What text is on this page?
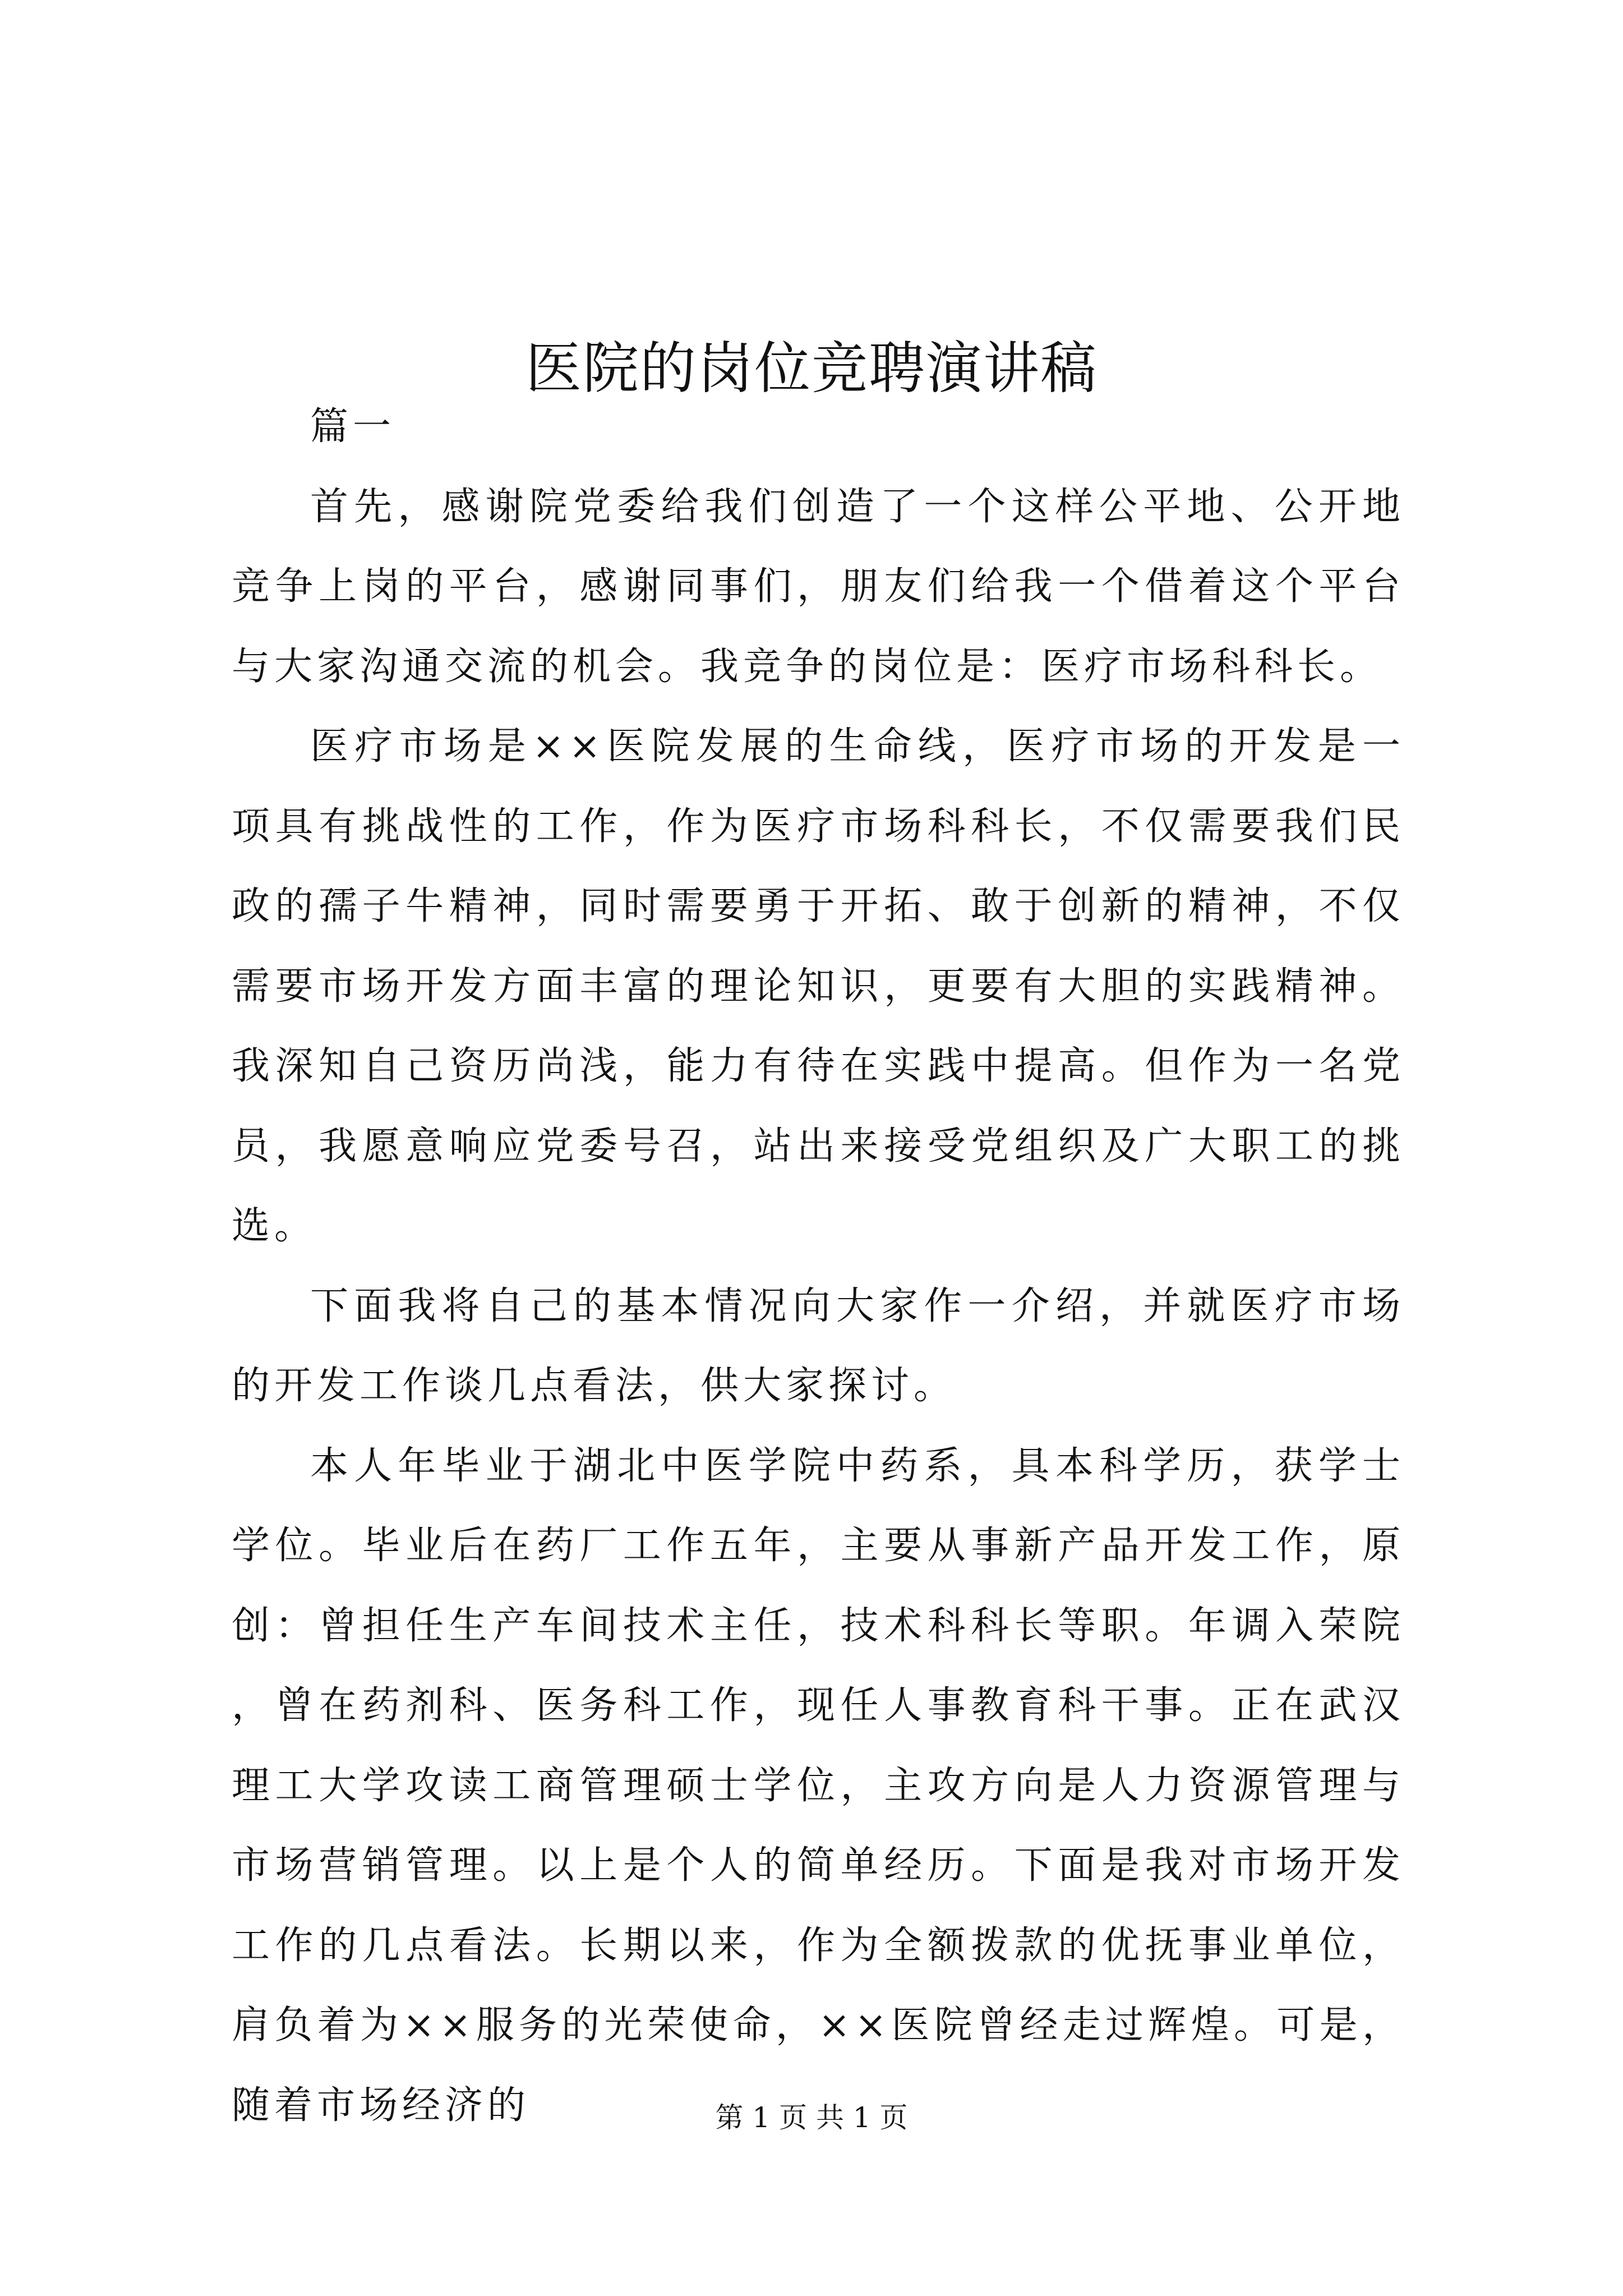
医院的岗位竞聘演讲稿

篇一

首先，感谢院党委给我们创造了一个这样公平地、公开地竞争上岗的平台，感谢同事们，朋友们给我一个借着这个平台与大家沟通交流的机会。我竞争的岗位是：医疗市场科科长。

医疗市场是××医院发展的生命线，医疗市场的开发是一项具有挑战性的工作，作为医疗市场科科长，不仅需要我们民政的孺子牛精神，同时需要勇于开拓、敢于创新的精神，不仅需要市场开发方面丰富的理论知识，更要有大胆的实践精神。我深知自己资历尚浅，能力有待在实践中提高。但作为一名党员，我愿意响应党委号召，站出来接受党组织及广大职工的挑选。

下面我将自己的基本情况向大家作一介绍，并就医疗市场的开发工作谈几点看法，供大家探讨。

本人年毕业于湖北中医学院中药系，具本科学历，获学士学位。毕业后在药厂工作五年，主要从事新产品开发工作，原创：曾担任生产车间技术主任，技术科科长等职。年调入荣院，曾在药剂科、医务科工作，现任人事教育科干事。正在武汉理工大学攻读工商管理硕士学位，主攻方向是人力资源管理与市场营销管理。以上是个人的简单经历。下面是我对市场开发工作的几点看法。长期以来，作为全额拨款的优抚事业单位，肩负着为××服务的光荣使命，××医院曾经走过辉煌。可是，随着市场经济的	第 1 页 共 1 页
★ ★ ★ ★ ★
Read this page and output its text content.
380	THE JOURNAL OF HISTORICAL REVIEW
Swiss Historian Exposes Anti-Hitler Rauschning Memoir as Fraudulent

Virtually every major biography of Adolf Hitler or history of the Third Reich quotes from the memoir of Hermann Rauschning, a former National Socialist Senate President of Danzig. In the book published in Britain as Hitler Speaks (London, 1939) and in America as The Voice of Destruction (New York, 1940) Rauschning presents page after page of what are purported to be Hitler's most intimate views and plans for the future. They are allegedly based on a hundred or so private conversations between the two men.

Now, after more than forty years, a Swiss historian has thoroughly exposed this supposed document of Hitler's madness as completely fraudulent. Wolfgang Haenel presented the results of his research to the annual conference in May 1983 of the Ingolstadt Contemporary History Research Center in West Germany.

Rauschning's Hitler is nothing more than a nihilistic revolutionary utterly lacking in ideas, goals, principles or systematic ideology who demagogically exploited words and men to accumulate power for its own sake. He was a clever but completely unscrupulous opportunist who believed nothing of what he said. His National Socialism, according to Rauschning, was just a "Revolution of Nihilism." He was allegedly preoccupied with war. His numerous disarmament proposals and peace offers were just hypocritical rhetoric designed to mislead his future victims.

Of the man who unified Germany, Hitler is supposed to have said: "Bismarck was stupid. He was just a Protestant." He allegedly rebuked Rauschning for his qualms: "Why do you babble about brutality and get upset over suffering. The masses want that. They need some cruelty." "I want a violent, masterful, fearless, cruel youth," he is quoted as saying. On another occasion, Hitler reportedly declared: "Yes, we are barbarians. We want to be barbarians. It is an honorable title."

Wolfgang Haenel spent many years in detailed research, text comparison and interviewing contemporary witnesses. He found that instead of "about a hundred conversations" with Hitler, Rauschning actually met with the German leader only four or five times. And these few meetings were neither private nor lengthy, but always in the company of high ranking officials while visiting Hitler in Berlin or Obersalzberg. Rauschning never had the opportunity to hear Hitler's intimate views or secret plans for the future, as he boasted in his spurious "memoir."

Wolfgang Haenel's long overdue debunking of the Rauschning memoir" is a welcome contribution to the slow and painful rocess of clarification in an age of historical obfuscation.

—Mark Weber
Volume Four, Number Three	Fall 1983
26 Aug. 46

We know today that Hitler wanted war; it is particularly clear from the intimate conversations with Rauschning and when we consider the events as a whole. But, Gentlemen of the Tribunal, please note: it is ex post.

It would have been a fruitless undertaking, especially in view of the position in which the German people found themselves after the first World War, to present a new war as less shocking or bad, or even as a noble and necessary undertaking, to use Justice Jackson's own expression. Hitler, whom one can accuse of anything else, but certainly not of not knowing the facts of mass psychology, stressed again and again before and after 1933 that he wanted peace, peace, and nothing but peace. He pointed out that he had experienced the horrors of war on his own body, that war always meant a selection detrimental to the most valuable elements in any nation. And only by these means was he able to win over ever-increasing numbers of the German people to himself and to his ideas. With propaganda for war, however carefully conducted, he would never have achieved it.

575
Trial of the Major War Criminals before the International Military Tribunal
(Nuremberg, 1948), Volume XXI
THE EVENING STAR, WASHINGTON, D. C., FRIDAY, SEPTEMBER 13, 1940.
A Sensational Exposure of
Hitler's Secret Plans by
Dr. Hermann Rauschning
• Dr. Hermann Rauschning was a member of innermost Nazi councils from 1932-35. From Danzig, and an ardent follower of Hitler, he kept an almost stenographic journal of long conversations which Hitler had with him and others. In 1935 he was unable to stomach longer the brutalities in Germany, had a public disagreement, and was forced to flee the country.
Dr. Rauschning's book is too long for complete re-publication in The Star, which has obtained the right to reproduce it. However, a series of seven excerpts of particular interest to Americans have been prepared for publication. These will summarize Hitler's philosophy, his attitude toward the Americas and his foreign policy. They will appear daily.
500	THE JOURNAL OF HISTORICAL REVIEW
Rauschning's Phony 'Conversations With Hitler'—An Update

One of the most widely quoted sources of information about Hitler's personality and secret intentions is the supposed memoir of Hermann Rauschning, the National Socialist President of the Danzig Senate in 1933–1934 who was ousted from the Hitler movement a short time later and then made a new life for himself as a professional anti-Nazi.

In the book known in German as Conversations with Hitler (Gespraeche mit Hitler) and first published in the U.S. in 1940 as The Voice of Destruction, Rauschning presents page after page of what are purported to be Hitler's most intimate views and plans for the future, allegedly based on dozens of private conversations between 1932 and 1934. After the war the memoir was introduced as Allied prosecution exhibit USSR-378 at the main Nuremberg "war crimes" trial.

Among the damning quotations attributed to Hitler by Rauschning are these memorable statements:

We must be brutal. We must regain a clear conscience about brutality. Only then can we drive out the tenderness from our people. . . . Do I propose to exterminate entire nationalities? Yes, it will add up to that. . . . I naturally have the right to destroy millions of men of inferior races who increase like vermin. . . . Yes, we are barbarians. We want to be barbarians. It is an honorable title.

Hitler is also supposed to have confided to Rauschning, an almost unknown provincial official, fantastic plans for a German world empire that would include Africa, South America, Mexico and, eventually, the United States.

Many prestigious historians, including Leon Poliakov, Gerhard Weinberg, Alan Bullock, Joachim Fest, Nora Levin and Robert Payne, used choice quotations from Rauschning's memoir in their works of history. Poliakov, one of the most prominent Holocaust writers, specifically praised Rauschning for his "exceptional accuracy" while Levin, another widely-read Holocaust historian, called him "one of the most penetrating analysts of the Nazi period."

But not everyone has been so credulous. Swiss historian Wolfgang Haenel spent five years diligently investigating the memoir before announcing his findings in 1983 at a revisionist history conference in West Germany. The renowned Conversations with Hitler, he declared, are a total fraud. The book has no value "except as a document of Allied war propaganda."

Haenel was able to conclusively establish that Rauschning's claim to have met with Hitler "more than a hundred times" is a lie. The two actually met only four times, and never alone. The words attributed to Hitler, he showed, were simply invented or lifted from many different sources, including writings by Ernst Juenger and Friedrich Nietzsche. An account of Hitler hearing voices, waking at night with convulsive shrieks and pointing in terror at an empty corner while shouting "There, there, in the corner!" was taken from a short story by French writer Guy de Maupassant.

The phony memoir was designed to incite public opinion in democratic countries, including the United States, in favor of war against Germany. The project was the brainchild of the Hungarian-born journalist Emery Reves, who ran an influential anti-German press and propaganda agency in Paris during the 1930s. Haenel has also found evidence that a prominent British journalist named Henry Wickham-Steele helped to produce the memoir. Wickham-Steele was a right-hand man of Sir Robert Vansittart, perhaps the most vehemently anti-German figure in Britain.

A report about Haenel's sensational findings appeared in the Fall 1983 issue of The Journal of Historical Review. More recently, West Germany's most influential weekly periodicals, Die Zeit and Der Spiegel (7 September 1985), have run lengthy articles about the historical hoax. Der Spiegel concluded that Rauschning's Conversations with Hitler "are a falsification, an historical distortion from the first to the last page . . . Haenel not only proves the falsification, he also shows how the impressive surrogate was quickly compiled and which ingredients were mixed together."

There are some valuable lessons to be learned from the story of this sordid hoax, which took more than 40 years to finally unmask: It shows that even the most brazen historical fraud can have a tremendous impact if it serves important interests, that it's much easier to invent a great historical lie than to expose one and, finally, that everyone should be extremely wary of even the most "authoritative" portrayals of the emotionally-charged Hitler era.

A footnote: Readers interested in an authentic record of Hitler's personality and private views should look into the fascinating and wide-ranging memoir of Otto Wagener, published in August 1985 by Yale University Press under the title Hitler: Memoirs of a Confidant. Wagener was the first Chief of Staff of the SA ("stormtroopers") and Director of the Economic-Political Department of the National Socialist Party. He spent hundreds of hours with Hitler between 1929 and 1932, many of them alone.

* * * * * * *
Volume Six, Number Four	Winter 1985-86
★ ★ ★ ★ ★
* **TASK TO COMPLETE**: Identify the lines that contain the string "attributed", and copy every one of them.

* **WORKED SOLUTION**:
Among the damning quotations attributed to Hitler by Rauschning are these memorable statements:
Haenel was able to conclusively establish that Rauschning's claim to have met with Hitler "more than a hundred times" is a lie. The two actually met only four times, and never alone. The words attributed to Hitler, he showed, were simply invented or lifted from many different sources, including writings by Ernst Juenger and Friedrich Nietzsche. An account of Hitler hearing voices, waking at night with convulsive shrieks and pointing in terror at an empty corner while shouting "There, there, in the corner!" was taken from a short story by French writer Guy de Maupassant.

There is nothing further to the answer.